● AIM OF THE EXERCISE
Wherever a line holds the string "codigo", copy that line.

(Recorded data)
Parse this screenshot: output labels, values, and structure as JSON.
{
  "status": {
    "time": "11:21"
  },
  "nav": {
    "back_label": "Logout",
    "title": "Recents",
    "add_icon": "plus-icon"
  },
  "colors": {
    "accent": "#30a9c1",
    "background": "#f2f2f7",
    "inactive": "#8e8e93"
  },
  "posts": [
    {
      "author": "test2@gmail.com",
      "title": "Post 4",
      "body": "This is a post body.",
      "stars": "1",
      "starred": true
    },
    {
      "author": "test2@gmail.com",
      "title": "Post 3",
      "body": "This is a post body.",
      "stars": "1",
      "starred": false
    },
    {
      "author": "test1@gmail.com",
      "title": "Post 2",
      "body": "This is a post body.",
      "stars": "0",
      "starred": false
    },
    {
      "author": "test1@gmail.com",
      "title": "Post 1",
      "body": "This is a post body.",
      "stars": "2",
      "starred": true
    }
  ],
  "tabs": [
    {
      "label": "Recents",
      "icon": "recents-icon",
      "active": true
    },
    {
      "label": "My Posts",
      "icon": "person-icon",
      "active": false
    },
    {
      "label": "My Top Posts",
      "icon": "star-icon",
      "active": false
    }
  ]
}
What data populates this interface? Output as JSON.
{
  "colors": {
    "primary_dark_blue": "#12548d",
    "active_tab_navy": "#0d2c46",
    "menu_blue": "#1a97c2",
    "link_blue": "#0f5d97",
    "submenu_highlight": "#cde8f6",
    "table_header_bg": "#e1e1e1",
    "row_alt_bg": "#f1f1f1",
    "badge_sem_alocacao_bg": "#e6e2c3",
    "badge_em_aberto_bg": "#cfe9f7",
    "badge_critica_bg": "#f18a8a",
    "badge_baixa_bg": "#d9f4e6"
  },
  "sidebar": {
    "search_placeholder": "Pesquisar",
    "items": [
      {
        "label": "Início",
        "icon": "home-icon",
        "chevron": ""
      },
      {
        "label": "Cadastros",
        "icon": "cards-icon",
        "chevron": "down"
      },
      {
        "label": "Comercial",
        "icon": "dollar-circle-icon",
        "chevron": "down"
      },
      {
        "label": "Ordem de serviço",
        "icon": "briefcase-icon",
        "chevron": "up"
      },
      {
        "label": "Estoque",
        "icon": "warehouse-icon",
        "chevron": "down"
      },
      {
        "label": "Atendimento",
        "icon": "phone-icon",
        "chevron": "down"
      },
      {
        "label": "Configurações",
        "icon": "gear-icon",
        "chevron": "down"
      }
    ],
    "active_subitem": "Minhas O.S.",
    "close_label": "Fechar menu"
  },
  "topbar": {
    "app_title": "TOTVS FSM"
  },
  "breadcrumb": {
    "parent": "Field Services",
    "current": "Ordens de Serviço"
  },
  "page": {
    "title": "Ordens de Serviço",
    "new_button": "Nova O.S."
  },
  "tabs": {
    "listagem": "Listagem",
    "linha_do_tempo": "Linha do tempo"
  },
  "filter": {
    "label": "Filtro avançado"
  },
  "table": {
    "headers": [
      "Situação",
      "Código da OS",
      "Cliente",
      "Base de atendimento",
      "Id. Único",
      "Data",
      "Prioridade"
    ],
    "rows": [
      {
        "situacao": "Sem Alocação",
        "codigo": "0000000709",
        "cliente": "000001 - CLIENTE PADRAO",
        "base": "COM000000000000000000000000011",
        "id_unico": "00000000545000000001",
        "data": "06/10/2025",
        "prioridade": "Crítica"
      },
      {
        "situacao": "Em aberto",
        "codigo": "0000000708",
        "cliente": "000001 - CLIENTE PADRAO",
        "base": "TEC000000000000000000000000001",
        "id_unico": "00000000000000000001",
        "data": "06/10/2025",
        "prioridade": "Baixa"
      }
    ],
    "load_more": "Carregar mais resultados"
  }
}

...

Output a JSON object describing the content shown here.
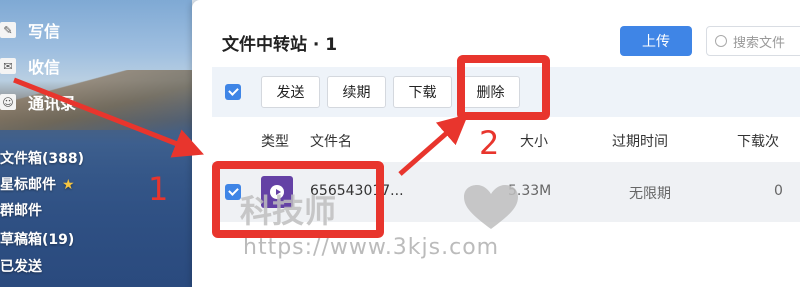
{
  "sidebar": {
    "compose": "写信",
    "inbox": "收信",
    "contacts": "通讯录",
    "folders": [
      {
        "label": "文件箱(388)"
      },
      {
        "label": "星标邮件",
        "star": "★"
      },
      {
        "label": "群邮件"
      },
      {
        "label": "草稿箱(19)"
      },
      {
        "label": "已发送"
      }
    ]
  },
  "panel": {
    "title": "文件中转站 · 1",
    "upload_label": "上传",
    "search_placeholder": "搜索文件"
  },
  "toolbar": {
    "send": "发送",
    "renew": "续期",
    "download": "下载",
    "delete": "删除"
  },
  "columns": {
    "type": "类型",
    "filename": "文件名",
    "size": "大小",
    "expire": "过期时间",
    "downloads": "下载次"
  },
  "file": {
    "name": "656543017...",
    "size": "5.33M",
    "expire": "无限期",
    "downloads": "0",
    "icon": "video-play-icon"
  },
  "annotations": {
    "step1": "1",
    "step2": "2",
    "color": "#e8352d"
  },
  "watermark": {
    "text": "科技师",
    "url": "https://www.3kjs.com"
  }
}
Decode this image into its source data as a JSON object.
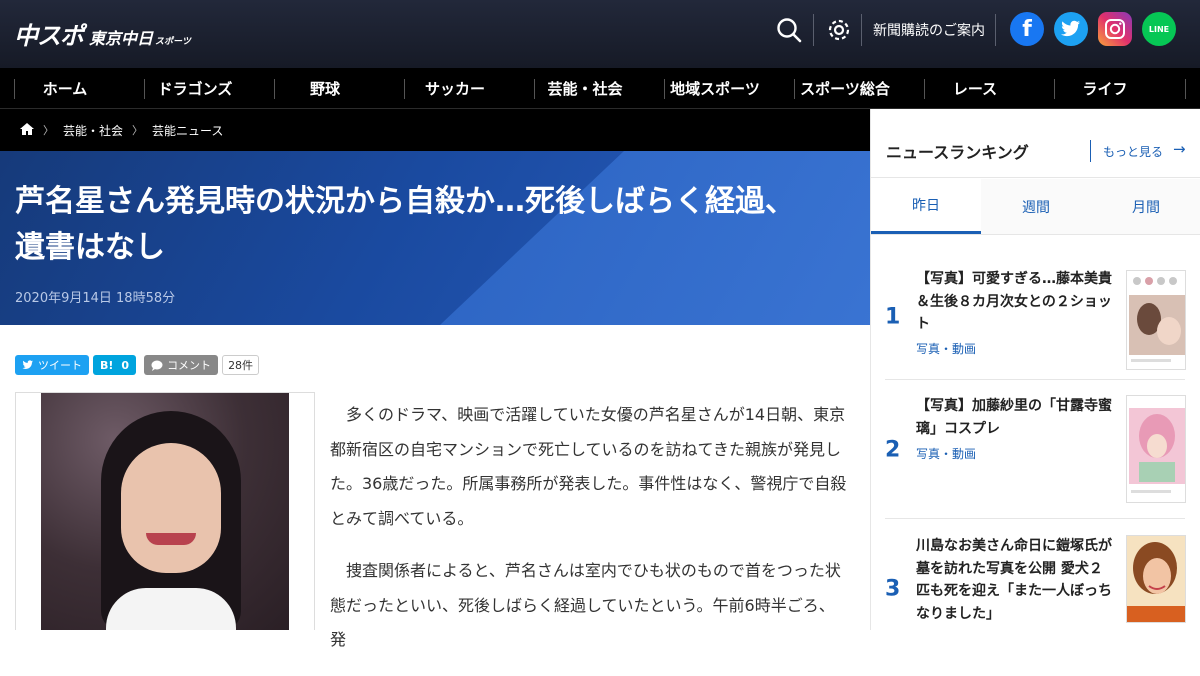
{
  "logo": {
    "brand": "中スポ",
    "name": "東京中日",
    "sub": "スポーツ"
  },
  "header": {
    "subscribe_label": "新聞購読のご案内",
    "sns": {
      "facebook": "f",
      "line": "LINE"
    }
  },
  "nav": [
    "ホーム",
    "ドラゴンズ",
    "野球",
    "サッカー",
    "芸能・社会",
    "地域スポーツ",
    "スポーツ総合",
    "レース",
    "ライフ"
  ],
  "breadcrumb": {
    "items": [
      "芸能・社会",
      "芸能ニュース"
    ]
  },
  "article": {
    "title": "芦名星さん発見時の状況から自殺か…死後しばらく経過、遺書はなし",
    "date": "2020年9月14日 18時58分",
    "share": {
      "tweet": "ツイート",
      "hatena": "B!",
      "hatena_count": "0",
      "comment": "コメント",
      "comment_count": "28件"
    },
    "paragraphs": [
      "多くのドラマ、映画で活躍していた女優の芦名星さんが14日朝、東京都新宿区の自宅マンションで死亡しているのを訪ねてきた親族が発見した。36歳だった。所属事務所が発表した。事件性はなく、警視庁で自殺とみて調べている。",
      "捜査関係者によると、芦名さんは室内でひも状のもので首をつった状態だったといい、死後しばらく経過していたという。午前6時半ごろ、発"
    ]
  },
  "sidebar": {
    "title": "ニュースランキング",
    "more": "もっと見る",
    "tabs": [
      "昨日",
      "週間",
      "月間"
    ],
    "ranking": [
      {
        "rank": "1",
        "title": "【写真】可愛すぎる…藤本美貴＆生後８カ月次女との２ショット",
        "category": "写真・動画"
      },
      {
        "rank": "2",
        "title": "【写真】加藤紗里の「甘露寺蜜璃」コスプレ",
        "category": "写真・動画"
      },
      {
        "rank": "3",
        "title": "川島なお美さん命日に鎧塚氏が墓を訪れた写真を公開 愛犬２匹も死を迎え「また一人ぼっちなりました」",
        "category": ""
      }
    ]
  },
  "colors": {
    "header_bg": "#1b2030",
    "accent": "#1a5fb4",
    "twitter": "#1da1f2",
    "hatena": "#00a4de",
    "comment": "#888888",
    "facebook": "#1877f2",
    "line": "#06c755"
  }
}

● ANSWER TO THIS PROBLEM
        "codigo": "0000000709",
        "codigo": "0000000708",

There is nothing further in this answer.